## Start Source data

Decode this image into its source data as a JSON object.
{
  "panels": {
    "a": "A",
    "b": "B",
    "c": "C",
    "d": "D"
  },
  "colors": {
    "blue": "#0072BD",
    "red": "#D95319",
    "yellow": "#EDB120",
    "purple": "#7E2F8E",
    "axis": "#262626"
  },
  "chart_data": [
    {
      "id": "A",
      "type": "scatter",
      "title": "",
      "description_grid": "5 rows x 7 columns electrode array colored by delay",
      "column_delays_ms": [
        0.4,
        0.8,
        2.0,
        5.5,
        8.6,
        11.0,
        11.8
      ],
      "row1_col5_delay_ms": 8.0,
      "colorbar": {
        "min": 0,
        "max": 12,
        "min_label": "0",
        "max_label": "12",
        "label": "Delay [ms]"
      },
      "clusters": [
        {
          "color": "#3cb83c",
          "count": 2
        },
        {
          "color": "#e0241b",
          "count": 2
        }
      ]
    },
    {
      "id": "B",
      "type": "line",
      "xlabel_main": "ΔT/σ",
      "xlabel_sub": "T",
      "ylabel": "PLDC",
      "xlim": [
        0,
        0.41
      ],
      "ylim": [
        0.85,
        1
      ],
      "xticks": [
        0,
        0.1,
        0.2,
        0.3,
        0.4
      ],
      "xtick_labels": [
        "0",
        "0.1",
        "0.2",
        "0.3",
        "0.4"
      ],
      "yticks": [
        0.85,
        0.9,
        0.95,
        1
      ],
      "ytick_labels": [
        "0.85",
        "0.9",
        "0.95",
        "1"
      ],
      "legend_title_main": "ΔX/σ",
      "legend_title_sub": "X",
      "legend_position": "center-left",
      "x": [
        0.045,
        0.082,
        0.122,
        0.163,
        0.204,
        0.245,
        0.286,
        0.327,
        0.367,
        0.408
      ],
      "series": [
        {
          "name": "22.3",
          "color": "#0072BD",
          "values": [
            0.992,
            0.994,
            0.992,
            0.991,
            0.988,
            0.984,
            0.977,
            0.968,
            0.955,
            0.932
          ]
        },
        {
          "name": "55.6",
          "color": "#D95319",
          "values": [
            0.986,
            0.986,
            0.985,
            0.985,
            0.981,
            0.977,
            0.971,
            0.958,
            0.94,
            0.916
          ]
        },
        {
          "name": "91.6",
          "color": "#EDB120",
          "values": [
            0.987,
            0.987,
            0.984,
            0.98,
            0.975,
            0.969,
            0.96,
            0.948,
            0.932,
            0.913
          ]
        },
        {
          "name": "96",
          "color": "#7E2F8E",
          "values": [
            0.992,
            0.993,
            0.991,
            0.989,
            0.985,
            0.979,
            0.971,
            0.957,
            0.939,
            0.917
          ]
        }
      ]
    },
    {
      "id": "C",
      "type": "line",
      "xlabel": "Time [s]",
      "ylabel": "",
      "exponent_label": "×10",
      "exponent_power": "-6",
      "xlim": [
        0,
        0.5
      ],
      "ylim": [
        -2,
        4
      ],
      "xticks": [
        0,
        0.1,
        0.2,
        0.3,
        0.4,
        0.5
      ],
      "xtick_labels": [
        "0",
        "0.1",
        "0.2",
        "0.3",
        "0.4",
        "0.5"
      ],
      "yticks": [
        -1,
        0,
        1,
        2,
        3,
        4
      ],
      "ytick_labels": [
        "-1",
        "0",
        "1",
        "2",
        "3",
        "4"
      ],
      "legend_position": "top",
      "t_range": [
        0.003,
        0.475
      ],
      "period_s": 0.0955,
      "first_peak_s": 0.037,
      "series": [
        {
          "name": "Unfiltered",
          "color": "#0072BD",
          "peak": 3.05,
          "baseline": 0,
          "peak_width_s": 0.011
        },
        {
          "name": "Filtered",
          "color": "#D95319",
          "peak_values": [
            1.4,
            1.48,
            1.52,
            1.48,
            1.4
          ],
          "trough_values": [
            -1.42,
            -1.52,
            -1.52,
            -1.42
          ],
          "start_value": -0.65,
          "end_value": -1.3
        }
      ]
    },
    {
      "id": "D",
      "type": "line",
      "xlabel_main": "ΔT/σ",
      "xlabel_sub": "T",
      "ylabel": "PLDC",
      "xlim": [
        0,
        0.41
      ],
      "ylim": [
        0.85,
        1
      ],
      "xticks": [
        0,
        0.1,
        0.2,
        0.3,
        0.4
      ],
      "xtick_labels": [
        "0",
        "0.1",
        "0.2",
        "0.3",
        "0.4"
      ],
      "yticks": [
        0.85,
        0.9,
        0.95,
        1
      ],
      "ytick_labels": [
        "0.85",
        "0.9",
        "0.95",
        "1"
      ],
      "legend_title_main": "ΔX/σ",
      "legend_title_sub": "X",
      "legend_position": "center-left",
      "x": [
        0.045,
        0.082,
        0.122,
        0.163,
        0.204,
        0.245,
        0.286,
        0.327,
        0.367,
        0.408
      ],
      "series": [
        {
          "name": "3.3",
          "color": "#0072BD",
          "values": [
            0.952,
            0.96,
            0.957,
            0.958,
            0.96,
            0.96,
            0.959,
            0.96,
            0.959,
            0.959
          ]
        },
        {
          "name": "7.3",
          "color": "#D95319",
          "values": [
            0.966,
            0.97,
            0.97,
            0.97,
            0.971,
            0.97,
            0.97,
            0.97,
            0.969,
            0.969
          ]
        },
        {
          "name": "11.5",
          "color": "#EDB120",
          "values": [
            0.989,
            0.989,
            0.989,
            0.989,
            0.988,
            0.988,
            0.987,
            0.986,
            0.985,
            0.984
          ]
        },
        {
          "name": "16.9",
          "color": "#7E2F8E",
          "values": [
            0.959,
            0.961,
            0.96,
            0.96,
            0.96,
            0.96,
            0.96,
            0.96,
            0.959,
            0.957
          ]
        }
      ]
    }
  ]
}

## End Source data

→ **Problem statement**
Check each line of the records for the word "name", and show the lines that contain it.

→ **Correct output**
          "name": "22.3",
          "name": "55.6",
          "name": "91.6",
          "name": "96",
          "name": "Unfiltered",
          "name": "Filtered",
          "name": "3.3",
          "name": "7.3",
          "name": "11.5",
          "name": "16.9",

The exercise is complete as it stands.